** start **
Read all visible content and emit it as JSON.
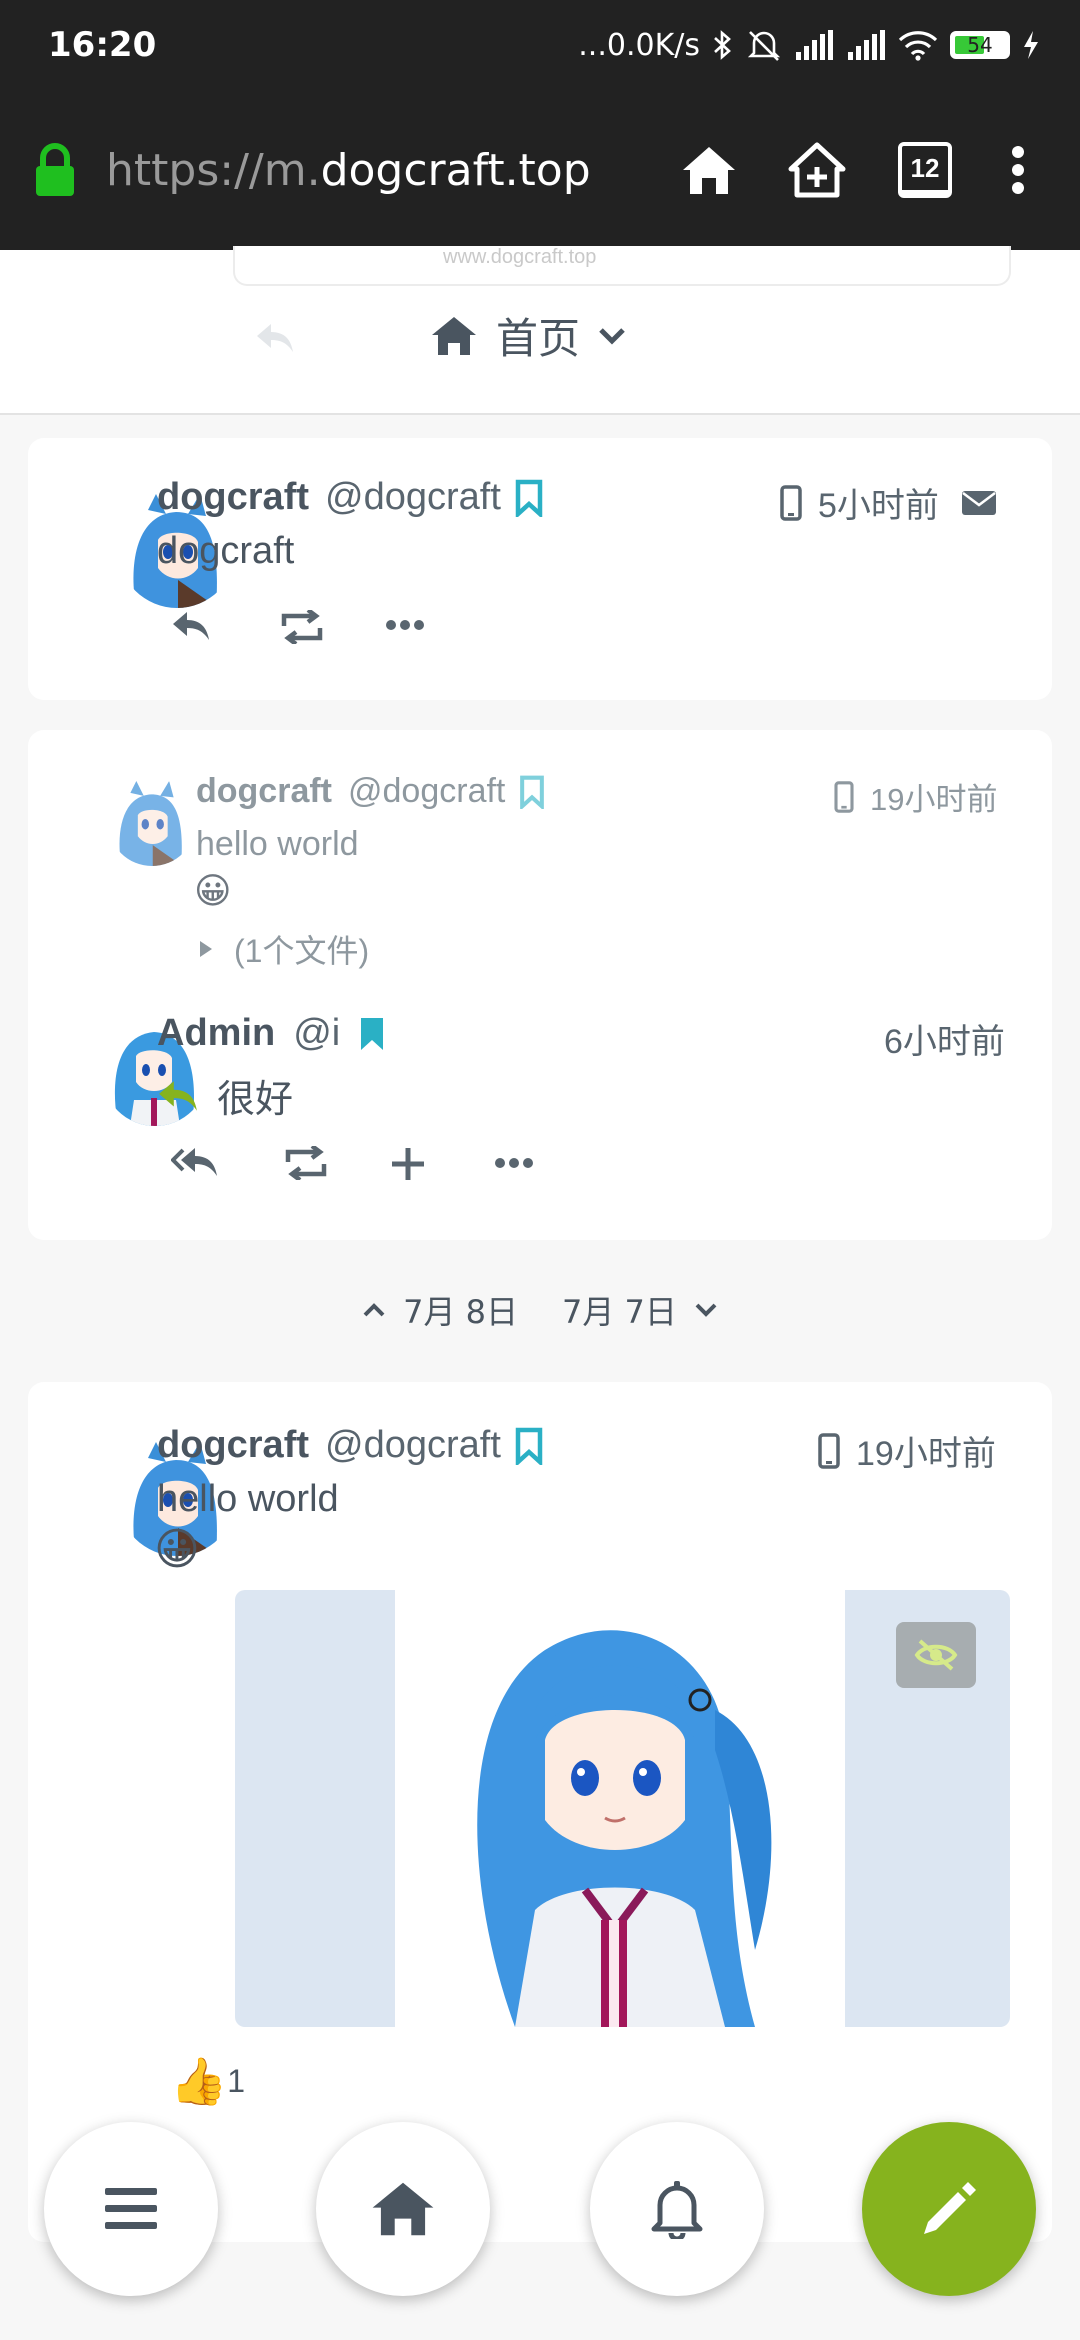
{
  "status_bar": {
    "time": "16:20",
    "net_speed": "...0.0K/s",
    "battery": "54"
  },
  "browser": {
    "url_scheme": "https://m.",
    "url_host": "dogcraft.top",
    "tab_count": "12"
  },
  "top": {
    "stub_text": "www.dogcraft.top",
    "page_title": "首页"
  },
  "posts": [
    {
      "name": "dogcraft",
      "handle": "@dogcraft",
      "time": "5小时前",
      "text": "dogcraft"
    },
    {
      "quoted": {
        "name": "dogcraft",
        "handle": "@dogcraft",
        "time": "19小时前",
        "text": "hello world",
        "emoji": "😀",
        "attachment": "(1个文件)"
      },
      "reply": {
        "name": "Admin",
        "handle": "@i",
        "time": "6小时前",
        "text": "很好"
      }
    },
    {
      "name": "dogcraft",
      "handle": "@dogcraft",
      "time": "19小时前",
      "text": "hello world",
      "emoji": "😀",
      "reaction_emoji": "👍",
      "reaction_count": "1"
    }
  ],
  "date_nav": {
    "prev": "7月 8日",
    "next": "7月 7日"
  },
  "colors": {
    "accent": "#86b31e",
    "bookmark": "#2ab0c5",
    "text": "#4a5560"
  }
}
** end **
- [WORK TO BE COMPLETED] Copy out all of the data word for word. Do not carry over any picture.

- [IN RESPONSE]
Read all visible content and emit it as JSON.
{
  "status_bar": {
    "time": "16:20",
    "net_speed": "...0.0K/s",
    "battery": "54"
  },
  "browser": {
    "url_scheme": "https://m.",
    "url_host": "dogcraft.top",
    "tab_count": "12"
  },
  "top": {
    "stub_text": "www.dogcraft.top",
    "page_title": "首页"
  },
  "posts": [
    {
      "name": "dogcraft",
      "handle": "@dogcraft",
      "time": "5小时前",
      "text": "dogcraft"
    },
    {
      "quoted": {
        "name": "dogcraft",
        "handle": "@dogcraft",
        "time": "19小时前",
        "text": "hello world",
        "emoji": "😀",
        "attachment": "(1个文件)"
      },
      "reply": {
        "name": "Admin",
        "handle": "@i",
        "time": "6小时前",
        "text": "很好"
      }
    },
    {
      "name": "dogcraft",
      "handle": "@dogcraft",
      "time": "19小时前",
      "text": "hello world",
      "emoji": "😀",
      "reaction_emoji": "👍",
      "reaction_count": "1"
    }
  ],
  "date_nav": {
    "prev": "7月 8日",
    "next": "7月 7日"
  },
  "colors": {
    "accent": "#86b31e",
    "bookmark": "#2ab0c5",
    "text": "#4a5560"
  }
}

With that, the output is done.